### [Stated exercise]
All lines below must be repeated exactly, with the pictures omitted.

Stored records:
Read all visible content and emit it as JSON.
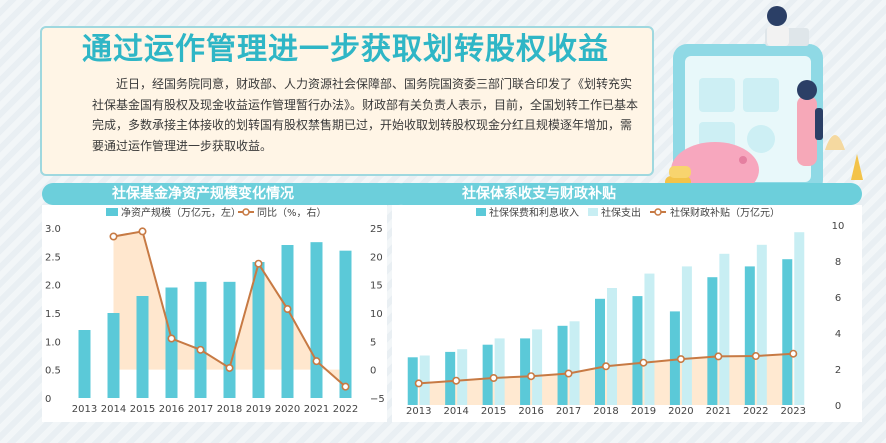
{
  "title": "通过运作管理进一步获取划转股权收益",
  "body": "近日，经国务院同意，财政部、人力资源社会保障部、国务院国资委三部门联合印发了《划转充实社保基金国有股权及现金收益运作管理暂行办法》。财政部有关负责人表示，目前，全国划转工作已基本完成，多数承接主体接收的划转国有股权禁售期已过，开始收取划转股权现金分红且规模逐年增加，需要通过运作管理进一步获取收益。",
  "colors": {
    "accent": "#2fb6c6",
    "bar_dark": "#5bc9d8",
    "bar_light": "#c8eef3",
    "line": "#c77a44",
    "band": "#ffe3c6"
  },
  "chart_data": [
    {
      "type": "bar",
      "title": "社保基金净资产规模变化情况",
      "categories": [
        "2013",
        "2014",
        "2015",
        "2016",
        "2017",
        "2018",
        "2019",
        "2020",
        "2021",
        "2022"
      ],
      "series": [
        {
          "name": "净资产规模（万亿元，左）",
          "type": "bar",
          "axis": "left",
          "values": [
            1.2,
            1.5,
            1.8,
            1.95,
            2.05,
            2.05,
            2.4,
            2.7,
            2.75,
            2.6
          ]
        },
        {
          "name": "同比（%，右）",
          "type": "line",
          "axis": "right",
          "values": [
            null,
            23.5,
            24.4,
            5.5,
            3.5,
            0.3,
            18.7,
            10.7,
            1.5,
            -3.0
          ]
        }
      ],
      "ylim_left": [
        0,
        3.0
      ],
      "yticks_left": [
        "0",
        "0.5",
        "1.0",
        "1.5",
        "2.0",
        "2.5",
        "3.0"
      ],
      "ylim_right": [
        -5,
        25
      ],
      "yticks_right": [
        "−5",
        "0",
        "5",
        "10",
        "15",
        "20",
        "25"
      ],
      "legend_position": "top"
    },
    {
      "type": "bar",
      "title": "社保体系收支与财政补贴",
      "categories": [
        "2013",
        "2014",
        "2015",
        "2016",
        "2017",
        "2018",
        "2019",
        "2020",
        "2021",
        "2022",
        "2023"
      ],
      "series": [
        {
          "name": "社保保费和利息收入",
          "type": "bar",
          "axis": "left",
          "values": [
            2.65,
            2.95,
            3.35,
            3.7,
            4.4,
            5.9,
            6.05,
            5.2,
            7.1,
            7.7,
            8.1
          ]
        },
        {
          "name": "社保支出",
          "type": "bar",
          "axis": "left",
          "values": [
            2.75,
            3.1,
            3.7,
            4.2,
            4.65,
            6.5,
            7.3,
            7.7,
            8.4,
            8.9,
            9.6
          ]
        },
        {
          "name": "社保财政补贴（万亿元）",
          "type": "line",
          "axis": "left",
          "values": [
            1.2,
            1.35,
            1.5,
            1.6,
            1.75,
            2.15,
            2.35,
            2.55,
            2.7,
            2.72,
            2.85
          ]
        }
      ],
      "ylim_right": [
        0,
        10
      ],
      "yticks_right": [
        "0",
        "2",
        "4",
        "6",
        "8",
        "10"
      ],
      "legend_position": "top"
    }
  ]
}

### [Solution to the problem]
Read all visible content and emit it as JSON.
{
  "title": "通过运作管理进一步获取划转股权收益",
  "body": "近日，经国务院同意，财政部、人力资源社会保障部、国务院国资委三部门联合印发了《划转充实社保基金国有股权及现金收益运作管理暂行办法》。财政部有关负责人表示，目前，全国划转工作已基本完成，多数承接主体接收的划转国有股权禁售期已过，开始收取划转股权现金分红且规模逐年增加，需要通过运作管理进一步获取收益。",
  "colors": {
    "accent": "#2fb6c6",
    "bar_dark": "#5bc9d8",
    "bar_light": "#c8eef3",
    "line": "#c77a44",
    "band": "#ffe3c6"
  },
  "chart_data": [
    {
      "type": "bar",
      "title": "社保基金净资产规模变化情况",
      "categories": [
        "2013",
        "2014",
        "2015",
        "2016",
        "2017",
        "2018",
        "2019",
        "2020",
        "2021",
        "2022"
      ],
      "series": [
        {
          "name": "净资产规模（万亿元，左）",
          "type": "bar",
          "axis": "left",
          "values": [
            1.2,
            1.5,
            1.8,
            1.95,
            2.05,
            2.05,
            2.4,
            2.7,
            2.75,
            2.6
          ]
        },
        {
          "name": "同比（%，右）",
          "type": "line",
          "axis": "right",
          "values": [
            null,
            23.5,
            24.4,
            5.5,
            3.5,
            0.3,
            18.7,
            10.7,
            1.5,
            -3.0
          ]
        }
      ],
      "ylim_left": [
        0,
        3.0
      ],
      "yticks_left": [
        "0",
        "0.5",
        "1.0",
        "1.5",
        "2.0",
        "2.5",
        "3.0"
      ],
      "ylim_right": [
        -5,
        25
      ],
      "yticks_right": [
        "−5",
        "0",
        "5",
        "10",
        "15",
        "20",
        "25"
      ],
      "legend_position": "top"
    },
    {
      "type": "bar",
      "title": "社保体系收支与财政补贴",
      "categories": [
        "2013",
        "2014",
        "2015",
        "2016",
        "2017",
        "2018",
        "2019",
        "2020",
        "2021",
        "2022",
        "2023"
      ],
      "series": [
        {
          "name": "社保保费和利息收入",
          "type": "bar",
          "axis": "left",
          "values": [
            2.65,
            2.95,
            3.35,
            3.7,
            4.4,
            5.9,
            6.05,
            5.2,
            7.1,
            7.7,
            8.1
          ]
        },
        {
          "name": "社保支出",
          "type": "bar",
          "axis": "left",
          "values": [
            2.75,
            3.1,
            3.7,
            4.2,
            4.65,
            6.5,
            7.3,
            7.7,
            8.4,
            8.9,
            9.6
          ]
        },
        {
          "name": "社保财政补贴（万亿元）",
          "type": "line",
          "axis": "left",
          "values": [
            1.2,
            1.35,
            1.5,
            1.6,
            1.75,
            2.15,
            2.35,
            2.55,
            2.7,
            2.72,
            2.85
          ]
        }
      ],
      "ylim_right": [
        0,
        10
      ],
      "yticks_right": [
        "0",
        "2",
        "4",
        "6",
        "8",
        "10"
      ],
      "legend_position": "top"
    }
  ]
}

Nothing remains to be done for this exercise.